Excerpts from a figure dataset

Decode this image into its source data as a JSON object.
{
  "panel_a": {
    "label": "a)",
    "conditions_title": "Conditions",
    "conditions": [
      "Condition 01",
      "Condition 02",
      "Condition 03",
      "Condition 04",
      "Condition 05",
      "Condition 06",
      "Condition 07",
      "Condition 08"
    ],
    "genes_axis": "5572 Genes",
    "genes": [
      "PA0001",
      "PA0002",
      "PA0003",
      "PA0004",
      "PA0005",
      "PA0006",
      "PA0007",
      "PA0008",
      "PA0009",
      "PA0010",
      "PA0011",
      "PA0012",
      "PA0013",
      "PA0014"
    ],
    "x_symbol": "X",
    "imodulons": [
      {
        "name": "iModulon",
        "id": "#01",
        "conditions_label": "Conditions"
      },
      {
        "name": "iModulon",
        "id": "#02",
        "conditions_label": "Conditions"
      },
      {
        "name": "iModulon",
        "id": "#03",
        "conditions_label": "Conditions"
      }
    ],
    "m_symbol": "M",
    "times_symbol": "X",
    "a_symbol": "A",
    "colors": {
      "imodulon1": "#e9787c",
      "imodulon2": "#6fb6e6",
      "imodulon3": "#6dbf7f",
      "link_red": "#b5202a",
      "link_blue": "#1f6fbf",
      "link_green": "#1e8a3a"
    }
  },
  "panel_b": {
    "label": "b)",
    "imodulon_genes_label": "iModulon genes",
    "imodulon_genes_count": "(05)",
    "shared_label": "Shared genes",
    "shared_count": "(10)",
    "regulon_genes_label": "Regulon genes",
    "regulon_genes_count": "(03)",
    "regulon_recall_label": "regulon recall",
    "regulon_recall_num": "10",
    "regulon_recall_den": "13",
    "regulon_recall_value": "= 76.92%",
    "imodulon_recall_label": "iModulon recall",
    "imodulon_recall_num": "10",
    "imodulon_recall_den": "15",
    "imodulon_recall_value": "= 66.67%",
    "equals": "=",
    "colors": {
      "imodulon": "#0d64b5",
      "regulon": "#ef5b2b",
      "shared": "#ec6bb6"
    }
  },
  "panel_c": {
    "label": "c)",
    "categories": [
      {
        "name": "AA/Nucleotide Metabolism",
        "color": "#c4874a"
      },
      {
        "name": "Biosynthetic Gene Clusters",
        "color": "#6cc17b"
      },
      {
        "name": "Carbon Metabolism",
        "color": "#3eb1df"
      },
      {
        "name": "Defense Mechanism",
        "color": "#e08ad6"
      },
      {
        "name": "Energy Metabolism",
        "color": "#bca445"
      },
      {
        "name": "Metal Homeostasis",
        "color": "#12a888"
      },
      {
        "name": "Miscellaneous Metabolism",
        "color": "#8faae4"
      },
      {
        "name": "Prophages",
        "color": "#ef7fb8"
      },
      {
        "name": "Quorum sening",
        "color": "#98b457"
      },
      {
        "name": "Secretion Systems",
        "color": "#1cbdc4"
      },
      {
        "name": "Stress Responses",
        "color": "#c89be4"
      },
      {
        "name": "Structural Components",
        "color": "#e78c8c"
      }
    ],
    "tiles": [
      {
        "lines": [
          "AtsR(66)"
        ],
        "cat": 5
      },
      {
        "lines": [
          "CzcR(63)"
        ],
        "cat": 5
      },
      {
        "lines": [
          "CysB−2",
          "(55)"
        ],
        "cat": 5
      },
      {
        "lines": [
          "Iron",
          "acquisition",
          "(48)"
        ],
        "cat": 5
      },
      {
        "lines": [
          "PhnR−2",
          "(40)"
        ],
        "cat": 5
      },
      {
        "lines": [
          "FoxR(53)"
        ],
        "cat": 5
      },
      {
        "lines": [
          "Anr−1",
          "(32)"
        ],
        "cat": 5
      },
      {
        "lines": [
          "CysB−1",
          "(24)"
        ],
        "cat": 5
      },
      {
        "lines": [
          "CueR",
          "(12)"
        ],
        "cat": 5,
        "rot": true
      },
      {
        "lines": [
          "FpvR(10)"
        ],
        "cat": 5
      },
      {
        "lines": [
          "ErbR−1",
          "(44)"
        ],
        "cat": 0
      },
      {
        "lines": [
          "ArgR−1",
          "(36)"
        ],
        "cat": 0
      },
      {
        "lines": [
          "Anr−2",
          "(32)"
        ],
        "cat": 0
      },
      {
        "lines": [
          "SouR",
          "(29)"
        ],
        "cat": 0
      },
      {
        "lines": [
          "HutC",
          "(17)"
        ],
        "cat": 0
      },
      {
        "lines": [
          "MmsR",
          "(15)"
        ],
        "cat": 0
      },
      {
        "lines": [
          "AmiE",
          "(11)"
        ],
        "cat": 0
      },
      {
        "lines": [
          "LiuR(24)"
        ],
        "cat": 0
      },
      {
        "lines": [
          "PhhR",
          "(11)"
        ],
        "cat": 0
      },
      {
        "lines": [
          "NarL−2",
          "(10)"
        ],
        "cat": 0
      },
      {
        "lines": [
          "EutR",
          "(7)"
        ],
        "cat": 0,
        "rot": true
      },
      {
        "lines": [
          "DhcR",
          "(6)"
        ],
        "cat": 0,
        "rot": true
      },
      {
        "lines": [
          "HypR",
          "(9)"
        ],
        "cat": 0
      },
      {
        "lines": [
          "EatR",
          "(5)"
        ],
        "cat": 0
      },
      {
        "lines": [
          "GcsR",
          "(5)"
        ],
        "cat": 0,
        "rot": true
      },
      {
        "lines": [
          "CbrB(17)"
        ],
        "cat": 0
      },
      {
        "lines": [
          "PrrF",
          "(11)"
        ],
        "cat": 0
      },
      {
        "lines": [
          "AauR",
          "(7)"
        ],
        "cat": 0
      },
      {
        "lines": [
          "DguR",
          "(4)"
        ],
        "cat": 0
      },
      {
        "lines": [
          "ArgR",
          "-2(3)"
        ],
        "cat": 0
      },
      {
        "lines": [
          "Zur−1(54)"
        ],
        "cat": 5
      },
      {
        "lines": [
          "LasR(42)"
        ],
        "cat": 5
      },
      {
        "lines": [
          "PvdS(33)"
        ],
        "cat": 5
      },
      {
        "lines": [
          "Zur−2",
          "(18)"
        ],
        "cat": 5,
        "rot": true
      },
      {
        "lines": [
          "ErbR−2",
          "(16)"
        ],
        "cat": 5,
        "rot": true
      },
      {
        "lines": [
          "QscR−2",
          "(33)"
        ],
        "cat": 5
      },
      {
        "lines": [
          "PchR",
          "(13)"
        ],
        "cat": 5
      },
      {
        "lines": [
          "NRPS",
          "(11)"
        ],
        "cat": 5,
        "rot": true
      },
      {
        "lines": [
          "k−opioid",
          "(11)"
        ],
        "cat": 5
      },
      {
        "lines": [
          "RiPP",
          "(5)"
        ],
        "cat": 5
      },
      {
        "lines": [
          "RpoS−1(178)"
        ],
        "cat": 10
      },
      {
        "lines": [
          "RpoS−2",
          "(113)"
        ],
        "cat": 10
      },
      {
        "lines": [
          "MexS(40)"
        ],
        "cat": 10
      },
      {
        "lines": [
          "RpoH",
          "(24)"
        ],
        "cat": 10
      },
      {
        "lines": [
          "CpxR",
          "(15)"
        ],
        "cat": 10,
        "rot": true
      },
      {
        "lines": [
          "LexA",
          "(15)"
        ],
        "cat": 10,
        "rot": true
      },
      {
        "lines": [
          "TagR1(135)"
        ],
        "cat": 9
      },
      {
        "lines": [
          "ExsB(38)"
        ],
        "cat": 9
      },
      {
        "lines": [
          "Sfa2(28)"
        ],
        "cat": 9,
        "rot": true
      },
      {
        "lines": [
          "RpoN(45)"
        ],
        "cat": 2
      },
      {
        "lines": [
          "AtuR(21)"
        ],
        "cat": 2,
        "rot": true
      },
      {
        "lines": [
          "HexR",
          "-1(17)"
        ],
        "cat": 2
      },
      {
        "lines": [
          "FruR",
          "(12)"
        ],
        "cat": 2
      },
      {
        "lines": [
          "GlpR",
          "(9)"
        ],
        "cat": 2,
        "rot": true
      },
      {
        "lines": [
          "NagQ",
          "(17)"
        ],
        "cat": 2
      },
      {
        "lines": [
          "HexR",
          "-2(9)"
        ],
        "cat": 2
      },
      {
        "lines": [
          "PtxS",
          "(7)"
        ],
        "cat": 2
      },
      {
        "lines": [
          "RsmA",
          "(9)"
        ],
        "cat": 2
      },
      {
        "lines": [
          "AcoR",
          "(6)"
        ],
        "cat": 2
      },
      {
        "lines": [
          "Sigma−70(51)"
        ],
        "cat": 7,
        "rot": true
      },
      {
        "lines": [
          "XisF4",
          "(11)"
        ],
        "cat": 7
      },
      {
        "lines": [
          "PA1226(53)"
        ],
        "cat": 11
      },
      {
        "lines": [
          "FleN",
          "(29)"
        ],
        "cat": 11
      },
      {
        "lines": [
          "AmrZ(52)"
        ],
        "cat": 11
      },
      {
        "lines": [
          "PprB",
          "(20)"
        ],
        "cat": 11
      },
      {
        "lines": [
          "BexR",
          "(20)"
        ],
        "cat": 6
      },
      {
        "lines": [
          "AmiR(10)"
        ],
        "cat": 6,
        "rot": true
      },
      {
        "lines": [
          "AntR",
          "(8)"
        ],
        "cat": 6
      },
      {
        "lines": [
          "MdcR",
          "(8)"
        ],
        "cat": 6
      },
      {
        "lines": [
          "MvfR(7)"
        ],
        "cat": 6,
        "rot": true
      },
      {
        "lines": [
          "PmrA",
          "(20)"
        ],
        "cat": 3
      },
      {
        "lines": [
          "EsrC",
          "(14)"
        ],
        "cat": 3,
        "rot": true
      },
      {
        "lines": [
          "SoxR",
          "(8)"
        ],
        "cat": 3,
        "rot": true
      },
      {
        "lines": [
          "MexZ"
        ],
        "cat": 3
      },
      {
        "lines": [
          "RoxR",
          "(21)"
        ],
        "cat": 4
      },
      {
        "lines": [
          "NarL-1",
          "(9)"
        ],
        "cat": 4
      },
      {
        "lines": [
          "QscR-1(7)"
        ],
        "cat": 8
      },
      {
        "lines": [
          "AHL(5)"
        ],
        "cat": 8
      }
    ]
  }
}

PROBLEM DESCRIPTION
In the entries above, find each line that has the word "Metabolism". Copy it.

EXERCISE OUTPUT
        "name": "AA/Nucleotide Metabolism",
        "name": "Carbon Metabolism",
        "name": "Energy Metabolism",
        "name": "Miscellaneous Metabolism",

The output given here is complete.